Data listing
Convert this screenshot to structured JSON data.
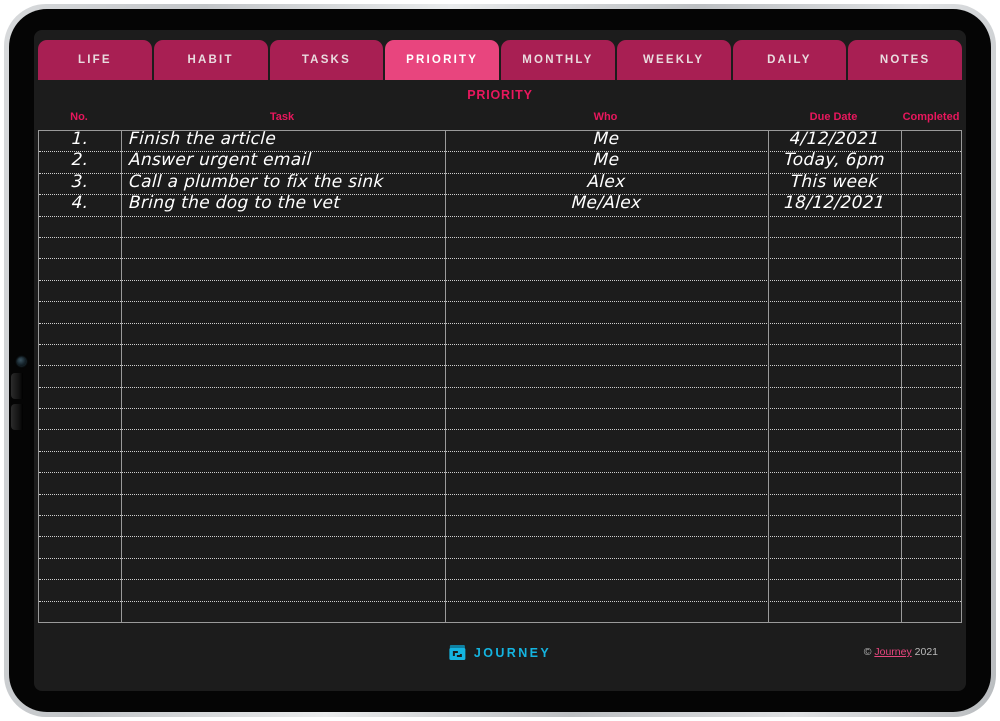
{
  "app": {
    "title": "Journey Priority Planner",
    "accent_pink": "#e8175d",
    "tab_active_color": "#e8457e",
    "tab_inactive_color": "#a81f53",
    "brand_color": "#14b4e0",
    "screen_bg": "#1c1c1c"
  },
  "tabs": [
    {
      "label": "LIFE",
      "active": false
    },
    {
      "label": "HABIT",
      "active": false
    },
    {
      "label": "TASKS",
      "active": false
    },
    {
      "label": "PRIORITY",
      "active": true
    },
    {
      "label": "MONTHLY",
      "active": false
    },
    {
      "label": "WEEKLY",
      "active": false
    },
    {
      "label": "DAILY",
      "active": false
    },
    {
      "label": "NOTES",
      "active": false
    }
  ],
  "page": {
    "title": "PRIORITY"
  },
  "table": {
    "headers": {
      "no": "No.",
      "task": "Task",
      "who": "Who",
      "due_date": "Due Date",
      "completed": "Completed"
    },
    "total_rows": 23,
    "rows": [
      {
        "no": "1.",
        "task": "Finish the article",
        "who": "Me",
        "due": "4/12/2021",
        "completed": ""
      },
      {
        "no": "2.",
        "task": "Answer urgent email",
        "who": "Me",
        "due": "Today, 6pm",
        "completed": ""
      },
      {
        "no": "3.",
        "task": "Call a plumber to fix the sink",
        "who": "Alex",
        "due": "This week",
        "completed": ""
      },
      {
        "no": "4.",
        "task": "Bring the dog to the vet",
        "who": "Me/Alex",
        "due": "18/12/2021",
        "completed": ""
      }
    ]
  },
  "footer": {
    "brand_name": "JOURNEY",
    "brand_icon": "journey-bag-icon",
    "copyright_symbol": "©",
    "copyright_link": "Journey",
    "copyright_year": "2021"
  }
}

**Request**:
Collect the lines that hold "title".

**Task response**:
    "title": "Journey Priority Planner",
    "title": "PRIORITY"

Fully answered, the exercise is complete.